Wherever "description" appears in a line, list that line.

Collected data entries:
════════════════════

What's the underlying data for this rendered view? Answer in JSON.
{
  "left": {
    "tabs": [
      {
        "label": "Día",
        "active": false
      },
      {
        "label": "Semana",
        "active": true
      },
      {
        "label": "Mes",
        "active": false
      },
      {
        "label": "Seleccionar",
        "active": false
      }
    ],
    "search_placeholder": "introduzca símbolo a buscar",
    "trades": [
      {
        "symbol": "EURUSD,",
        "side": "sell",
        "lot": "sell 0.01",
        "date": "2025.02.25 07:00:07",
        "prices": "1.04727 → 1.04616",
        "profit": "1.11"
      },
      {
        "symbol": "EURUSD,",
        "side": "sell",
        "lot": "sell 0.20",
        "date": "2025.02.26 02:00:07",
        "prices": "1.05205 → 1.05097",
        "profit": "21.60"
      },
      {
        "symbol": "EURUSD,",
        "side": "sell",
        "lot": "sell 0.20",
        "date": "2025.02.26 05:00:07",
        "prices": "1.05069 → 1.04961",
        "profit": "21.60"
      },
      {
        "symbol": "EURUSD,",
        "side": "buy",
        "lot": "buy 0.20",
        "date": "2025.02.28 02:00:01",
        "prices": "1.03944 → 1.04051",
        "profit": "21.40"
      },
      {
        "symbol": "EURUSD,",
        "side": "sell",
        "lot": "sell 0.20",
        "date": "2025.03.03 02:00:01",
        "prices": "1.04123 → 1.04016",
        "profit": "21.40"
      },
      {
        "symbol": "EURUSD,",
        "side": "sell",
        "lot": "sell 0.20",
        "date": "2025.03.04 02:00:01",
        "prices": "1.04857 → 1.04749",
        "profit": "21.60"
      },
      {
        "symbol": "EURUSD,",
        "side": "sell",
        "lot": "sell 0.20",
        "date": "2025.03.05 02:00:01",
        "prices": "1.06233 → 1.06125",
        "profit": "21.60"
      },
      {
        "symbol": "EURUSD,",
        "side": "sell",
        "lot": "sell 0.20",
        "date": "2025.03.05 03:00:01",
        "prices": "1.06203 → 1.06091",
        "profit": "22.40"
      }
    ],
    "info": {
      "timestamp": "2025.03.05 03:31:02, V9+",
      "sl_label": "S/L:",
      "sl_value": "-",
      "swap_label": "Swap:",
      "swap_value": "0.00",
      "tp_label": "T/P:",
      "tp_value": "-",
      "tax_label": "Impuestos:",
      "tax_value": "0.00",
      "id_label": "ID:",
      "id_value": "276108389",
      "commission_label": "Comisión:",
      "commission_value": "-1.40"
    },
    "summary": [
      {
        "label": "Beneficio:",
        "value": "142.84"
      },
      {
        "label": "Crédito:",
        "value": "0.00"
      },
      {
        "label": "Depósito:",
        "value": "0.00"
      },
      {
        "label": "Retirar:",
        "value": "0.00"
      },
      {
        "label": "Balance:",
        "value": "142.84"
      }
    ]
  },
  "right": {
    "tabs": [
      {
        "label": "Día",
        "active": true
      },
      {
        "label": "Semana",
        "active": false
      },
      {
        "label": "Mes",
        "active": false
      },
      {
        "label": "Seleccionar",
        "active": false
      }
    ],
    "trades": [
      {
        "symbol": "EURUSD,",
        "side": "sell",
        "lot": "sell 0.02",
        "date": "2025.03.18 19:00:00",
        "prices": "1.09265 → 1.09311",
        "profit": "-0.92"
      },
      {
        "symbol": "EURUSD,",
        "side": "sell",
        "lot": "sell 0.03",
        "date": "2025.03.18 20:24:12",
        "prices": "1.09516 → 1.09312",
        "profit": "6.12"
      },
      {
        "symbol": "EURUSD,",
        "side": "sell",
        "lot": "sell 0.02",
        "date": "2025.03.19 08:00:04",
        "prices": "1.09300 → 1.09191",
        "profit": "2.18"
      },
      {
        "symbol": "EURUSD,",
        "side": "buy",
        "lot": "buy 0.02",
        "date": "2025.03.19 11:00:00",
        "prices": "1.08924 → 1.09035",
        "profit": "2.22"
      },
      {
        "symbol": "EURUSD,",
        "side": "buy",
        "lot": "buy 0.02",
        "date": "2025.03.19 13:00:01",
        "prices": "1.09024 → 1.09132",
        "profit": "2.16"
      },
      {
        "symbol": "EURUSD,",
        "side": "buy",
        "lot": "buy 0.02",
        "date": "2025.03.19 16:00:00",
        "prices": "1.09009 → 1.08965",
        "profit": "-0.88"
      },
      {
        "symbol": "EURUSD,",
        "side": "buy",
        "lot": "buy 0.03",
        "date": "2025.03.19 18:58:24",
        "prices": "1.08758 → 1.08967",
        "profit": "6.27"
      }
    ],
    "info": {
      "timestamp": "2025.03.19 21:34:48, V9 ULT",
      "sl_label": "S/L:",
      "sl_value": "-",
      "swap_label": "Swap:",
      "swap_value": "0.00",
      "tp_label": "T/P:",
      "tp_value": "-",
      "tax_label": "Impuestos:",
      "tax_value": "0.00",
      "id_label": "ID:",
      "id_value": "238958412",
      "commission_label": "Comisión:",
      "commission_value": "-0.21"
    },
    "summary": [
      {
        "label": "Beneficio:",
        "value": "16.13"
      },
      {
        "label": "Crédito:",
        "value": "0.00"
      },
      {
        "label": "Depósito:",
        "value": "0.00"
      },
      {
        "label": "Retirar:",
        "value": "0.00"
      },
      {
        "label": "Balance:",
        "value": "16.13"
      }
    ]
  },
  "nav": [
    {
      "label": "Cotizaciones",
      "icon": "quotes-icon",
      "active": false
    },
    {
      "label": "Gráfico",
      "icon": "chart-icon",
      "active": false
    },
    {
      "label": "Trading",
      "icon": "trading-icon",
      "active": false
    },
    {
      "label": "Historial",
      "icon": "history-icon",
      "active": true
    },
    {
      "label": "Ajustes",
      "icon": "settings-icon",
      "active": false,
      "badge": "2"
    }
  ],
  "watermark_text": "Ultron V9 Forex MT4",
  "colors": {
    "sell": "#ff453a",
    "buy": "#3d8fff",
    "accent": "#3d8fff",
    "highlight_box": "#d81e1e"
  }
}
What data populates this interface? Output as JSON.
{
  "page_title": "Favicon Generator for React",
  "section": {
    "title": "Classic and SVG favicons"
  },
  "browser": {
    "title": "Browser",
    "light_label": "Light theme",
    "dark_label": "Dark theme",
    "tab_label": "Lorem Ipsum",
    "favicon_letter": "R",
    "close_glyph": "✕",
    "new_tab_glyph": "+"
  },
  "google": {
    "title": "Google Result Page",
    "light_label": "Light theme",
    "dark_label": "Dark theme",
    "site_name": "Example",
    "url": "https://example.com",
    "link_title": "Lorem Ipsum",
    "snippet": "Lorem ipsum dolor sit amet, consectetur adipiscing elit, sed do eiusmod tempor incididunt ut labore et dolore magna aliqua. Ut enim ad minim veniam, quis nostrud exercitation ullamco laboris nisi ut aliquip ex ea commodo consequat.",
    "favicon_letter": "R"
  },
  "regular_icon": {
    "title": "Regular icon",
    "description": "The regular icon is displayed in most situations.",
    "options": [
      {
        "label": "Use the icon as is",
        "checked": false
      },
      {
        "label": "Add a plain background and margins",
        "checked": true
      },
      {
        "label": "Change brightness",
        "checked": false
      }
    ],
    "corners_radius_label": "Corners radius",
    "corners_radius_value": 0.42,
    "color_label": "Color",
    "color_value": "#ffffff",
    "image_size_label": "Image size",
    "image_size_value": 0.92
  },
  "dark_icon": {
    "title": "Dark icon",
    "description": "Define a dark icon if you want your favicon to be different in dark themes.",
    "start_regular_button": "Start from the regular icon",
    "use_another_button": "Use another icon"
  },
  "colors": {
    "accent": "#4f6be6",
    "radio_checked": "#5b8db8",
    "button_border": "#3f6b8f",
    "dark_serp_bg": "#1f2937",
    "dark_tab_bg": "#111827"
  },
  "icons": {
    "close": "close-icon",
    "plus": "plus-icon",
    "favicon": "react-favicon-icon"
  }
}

════════════════════

## Right answer
    "description": "The regular icon is displayed in most situations.",
    "description": "Define a dark icon if you want your favicon to be different in dark themes.",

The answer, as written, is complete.